Record extracts =>
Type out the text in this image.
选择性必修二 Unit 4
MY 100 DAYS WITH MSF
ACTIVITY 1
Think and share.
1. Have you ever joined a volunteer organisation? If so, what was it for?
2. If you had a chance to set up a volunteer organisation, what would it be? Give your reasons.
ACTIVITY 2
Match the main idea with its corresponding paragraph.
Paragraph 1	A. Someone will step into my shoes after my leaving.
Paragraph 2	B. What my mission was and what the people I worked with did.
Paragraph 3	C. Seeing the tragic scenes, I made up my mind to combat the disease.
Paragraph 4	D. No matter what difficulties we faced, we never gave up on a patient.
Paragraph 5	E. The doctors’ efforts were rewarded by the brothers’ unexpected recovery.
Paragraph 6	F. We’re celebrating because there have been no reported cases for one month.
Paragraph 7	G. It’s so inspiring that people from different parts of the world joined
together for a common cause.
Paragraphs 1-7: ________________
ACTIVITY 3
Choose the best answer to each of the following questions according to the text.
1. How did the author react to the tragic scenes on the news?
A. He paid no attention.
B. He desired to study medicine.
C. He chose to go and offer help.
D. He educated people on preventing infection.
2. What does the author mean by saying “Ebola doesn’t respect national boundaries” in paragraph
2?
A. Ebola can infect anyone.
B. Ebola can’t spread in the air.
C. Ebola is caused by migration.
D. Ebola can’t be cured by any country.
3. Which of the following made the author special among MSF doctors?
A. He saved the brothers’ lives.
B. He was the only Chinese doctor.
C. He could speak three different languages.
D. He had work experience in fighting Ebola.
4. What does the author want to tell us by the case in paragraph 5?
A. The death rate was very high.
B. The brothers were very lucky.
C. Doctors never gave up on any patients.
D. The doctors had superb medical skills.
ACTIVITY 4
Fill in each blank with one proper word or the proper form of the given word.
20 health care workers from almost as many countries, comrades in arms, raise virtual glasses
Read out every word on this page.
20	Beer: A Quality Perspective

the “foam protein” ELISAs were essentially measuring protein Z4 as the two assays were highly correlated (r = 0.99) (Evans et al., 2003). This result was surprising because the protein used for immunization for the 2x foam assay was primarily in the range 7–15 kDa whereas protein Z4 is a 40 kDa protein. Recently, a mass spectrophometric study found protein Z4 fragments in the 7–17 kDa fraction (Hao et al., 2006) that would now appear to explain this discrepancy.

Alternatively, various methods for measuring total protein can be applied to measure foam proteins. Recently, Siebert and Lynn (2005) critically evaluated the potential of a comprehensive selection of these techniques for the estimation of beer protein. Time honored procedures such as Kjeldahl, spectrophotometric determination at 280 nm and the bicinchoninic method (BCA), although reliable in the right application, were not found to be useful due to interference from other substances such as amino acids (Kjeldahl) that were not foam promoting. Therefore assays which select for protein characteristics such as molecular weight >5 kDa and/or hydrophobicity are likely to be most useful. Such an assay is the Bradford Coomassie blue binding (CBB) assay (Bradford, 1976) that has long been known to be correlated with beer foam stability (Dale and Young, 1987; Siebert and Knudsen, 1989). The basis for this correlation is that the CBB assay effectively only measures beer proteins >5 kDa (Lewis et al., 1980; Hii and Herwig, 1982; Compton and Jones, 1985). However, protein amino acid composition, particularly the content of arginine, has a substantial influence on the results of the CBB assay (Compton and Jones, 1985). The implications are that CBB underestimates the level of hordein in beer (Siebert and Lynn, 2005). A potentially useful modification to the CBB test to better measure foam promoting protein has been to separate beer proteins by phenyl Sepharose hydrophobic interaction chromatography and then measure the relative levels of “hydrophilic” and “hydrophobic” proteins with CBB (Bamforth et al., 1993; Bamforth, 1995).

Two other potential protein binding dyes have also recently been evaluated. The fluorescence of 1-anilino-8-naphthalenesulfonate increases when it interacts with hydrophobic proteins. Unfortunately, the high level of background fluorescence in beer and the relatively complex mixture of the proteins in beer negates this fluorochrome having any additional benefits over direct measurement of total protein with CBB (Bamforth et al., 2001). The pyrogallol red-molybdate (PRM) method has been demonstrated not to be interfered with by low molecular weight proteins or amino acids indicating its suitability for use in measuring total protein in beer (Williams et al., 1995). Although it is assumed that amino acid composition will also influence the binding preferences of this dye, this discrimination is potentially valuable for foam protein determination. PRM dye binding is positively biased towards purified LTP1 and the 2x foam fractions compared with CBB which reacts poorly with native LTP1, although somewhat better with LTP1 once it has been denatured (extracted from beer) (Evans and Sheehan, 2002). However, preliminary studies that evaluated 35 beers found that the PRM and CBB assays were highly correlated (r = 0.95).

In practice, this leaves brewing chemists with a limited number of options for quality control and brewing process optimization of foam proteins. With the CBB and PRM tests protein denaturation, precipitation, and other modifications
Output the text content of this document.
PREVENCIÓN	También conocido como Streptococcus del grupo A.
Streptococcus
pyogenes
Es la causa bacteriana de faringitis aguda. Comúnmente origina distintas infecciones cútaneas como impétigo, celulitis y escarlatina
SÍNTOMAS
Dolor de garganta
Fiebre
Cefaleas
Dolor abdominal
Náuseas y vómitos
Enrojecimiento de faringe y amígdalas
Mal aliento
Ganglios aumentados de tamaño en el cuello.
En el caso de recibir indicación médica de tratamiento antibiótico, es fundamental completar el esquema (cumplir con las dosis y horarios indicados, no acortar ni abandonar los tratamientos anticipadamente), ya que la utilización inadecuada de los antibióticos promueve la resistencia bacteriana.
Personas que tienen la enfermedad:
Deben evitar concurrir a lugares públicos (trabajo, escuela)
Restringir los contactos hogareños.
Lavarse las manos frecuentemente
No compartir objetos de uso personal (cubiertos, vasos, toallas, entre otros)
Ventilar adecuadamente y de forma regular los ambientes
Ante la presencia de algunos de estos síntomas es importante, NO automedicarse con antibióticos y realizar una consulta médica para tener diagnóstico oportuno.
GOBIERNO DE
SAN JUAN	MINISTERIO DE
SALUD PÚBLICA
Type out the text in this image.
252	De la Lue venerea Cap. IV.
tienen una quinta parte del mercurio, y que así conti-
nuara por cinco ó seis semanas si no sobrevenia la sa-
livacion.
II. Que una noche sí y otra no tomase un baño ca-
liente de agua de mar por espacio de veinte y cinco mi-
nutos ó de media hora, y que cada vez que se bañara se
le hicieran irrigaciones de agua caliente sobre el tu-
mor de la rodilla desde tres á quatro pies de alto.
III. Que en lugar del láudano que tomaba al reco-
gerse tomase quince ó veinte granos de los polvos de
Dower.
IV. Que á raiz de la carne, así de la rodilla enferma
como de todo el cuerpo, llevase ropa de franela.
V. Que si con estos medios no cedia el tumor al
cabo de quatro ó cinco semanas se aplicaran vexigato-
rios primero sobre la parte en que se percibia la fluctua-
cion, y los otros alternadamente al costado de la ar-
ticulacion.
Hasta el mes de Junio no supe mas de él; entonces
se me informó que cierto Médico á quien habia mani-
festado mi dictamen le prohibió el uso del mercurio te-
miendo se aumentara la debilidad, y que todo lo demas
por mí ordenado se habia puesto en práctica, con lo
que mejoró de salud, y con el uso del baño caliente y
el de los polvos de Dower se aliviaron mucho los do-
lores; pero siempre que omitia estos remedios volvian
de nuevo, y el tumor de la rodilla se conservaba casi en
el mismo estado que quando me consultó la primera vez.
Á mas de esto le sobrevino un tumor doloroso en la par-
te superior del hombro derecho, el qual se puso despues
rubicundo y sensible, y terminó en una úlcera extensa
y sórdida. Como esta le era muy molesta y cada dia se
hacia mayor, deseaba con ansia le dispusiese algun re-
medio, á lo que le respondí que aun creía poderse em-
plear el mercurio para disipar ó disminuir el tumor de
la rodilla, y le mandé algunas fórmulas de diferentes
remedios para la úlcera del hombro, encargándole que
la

Exercise objective => The listing above should be repeated in its entirety, unchanged.

Response below =>
Type out the text in this image.
选择性必修二 Unit 4
MY 100 DAYS WITH MSF
ACTIVITY 1
Think and share.
1. Have you ever joined a volunteer organisation? If so, what was it for?
2. If you had a chance to set up a volunteer organisation, what would it be? Give your reasons.
ACTIVITY 2
Match the main idea with its corresponding paragraph.
Paragraph 1	A. Someone will step into my shoes after my leaving.
Paragraph 2	B. What my mission was and what the people I worked with did.
Paragraph 3	C. Seeing the tragic scenes, I made up my mind to combat the disease.
Paragraph 4	D. No matter what difficulties we faced, we never gave up on a patient.
Paragraph 5	E. The doctors’ efforts were rewarded by the brothers’ unexpected recovery.
Paragraph 6	F. We’re celebrating because there have been no reported cases for one month.
Paragraph 7	G. It’s so inspiring that people from different parts of the world joined
together for a common cause.
Paragraphs 1-7: ________________
ACTIVITY 3
Choose the best answer to each of the following questions according to the text.
1. How did the author react to the tragic scenes on the news?
A. He paid no attention.
B. He desired to study medicine.
C. He chose to go and offer help.
D. He educated people on preventing infection.
2. What does the author mean by saying “Ebola doesn’t respect national boundaries” in paragraph
2?
A. Ebola can infect anyone.
B. Ebola can’t spread in the air.
C. Ebola is caused by migration.
D. Ebola can’t be cured by any country.
3. Which of the following made the author special among MSF doctors?
A. He saved the brothers’ lives.
B. He was the only Chinese doctor.
C. He could speak three different languages.
D. He had work experience in fighting Ebola.
4. What does the author want to tell us by the case in paragraph 5?
A. The death rate was very high.
B. The brothers were very lucky.
C. Doctors never gave up on any patients.
D. The doctors had superb medical skills.
ACTIVITY 4
Fill in each blank with one proper word or the proper form of the given word.
20 health care workers from almost as many countries, comrades in arms, raise virtual glasses
Read out every word on this page.
20	Beer: A Quality Perspective

the “foam protein” ELISAs were essentially measuring protein Z4 as the two assays were highly correlated (r = 0.99) (Evans et al., 2003). This result was surprising because the protein used for immunization for the 2x foam assay was primarily in the range 7–15 kDa whereas protein Z4 is a 40 kDa protein. Recently, a mass spectrophometric study found protein Z4 fragments in the 7–17 kDa fraction (Hao et al., 2006) that would now appear to explain this discrepancy.

Alternatively, various methods for measuring total protein can be applied to measure foam proteins. Recently, Siebert and Lynn (2005) critically evaluated the potential of a comprehensive selection of these techniques for the estimation of beer protein. Time honored procedures such as Kjeldahl, spectrophotometric determination at 280 nm and the bicinchoninic method (BCA), although reliable in the right application, were not found to be useful due to interference from other substances such as amino acids (Kjeldahl) that were not foam promoting. Therefore assays which select for protein characteristics such as molecular weight >5 kDa and/or hydrophobicity are likely to be most useful. Such an assay is the Bradford Coomassie blue binding (CBB) assay (Bradford, 1976) that has long been known to be correlated with beer foam stability (Dale and Young, 1987; Siebert and Knudsen, 1989). The basis for this correlation is that the CBB assay effectively only measures beer proteins >5 kDa (Lewis et al., 1980; Hii and Herwig, 1982; Compton and Jones, 1985). However, protein amino acid composition, particularly the content of arginine, has a substantial influence on the results of the CBB assay (Compton and Jones, 1985). The implications are that CBB underestimates the level of hordein in beer (Siebert and Lynn, 2005). A potentially useful modification to the CBB test to better measure foam promoting protein has been to separate beer proteins by phenyl Sepharose hydrophobic interaction chromatography and then measure the relative levels of “hydrophilic” and “hydrophobic” proteins with CBB (Bamforth et al., 1993; Bamforth, 1995).

Two other potential protein binding dyes have also recently been evaluated. The fluorescence of 1-anilino-8-naphthalenesulfonate increases when it interacts with hydrophobic proteins. Unfortunately, the high level of background fluorescence in beer and the relatively complex mixture of the proteins in beer negates this fluorochrome having any additional benefits over direct measurement of total protein with CBB (Bamforth et al., 2001). The pyrogallol red-molybdate (PRM) method has been demonstrated not to be interfered with by low molecular weight proteins or amino acids indicating its suitability for use in measuring total protein in beer (Williams et al., 1995). Although it is assumed that amino acid composition will also influence the binding preferences of this dye, this discrimination is potentially valuable for foam protein determination. PRM dye binding is positively biased towards purified LTP1 and the 2x foam fractions compared with CBB which reacts poorly with native LTP1, although somewhat better with LTP1 once it has been denatured (extracted from beer) (Evans and Sheehan, 2002). However, preliminary studies that evaluated 35 beers found that the PRM and CBB assays were highly correlated (r = 0.95).

In practice, this leaves brewing chemists with a limited number of options for quality control and brewing process optimization of foam proteins. With the CBB and PRM tests protein denaturation, precipitation, and other modifications
Output the text content of this document.
PREVENCIÓN	También conocido como Streptococcus del grupo A.
Streptococcus
pyogenes
Es la causa bacteriana de faringitis aguda. Comúnmente origina distintas infecciones cútaneas como impétigo, celulitis y escarlatina
SÍNTOMAS
Dolor de garganta
Fiebre
Cefaleas
Dolor abdominal
Náuseas y vómitos
Enrojecimiento de faringe y amígdalas
Mal aliento
Ganglios aumentados de tamaño en el cuello.
En el caso de recibir indicación médica de tratamiento antibiótico, es fundamental completar el esquema (cumplir con las dosis y horarios indicados, no acortar ni abandonar los tratamientos anticipadamente), ya que la utilización inadecuada de los antibióticos promueve la resistencia bacteriana.
Personas que tienen la enfermedad:
Deben evitar concurrir a lugares públicos (trabajo, escuela)
Restringir los contactos hogareños.
Lavarse las manos frecuentemente
No compartir objetos de uso personal (cubiertos, vasos, toallas, entre otros)
Ventilar adecuadamente y de forma regular los ambientes
Ante la presencia de algunos de estos síntomas es importante, NO automedicarse con antibióticos y realizar una consulta médica para tener diagnóstico oportuno.
GOBIERNO DE
SAN JUAN	MINISTERIO DE
SALUD PÚBLICA
Type out the text in this image.
252	De la Lue venerea Cap. IV.
tienen una quinta parte del mercurio, y que así conti-
nuara por cinco ó seis semanas si no sobrevenia la sa-
livacion.
II. Que una noche sí y otra no tomase un baño ca-
liente de agua de mar por espacio de veinte y cinco mi-
nutos ó de media hora, y que cada vez que se bañara se
le hicieran irrigaciones de agua caliente sobre el tu-
mor de la rodilla desde tres á quatro pies de alto.
III. Que en lugar del láudano que tomaba al reco-
gerse tomase quince ó veinte granos de los polvos de
Dower.
IV. Que á raiz de la carne, así de la rodilla enferma
como de todo el cuerpo, llevase ropa de franela.
V. Que si con estos medios no cedia el tumor al
cabo de quatro ó cinco semanas se aplicaran vexigato-
rios primero sobre la parte en que se percibia la fluctua-
cion, y los otros alternadamente al costado de la ar-
ticulacion.
Hasta el mes de Junio no supe mas de él; entonces
se me informó que cierto Médico á quien habia mani-
festado mi dictamen le prohibió el uso del mercurio te-
miendo se aumentara la debilidad, y que todo lo demas
por mí ordenado se habia puesto en práctica, con lo
que mejoró de salud, y con el uso del baño caliente y
el de los polvos de Dower se aliviaron mucho los do-
lores; pero siempre que omitia estos remedios volvian
de nuevo, y el tumor de la rodilla se conservaba casi en
el mismo estado que quando me consultó la primera vez.
Á mas de esto le sobrevino un tumor doloroso en la par-
te superior del hombro derecho, el qual se puso despues
rubicundo y sensible, y terminó en una úlcera extensa
y sórdida. Como esta le era muy molesta y cada dia se
hacia mayor, deseaba con ansia le dispusiese algun re-
medio, á lo que le respondí que aun creía poderse em-
plear el mercurio para disipar ó disminuir el tumor de
la rodilla, y le mandé algunas fórmulas de diferentes
remedios para la úlcera del hombro, encargándole que
la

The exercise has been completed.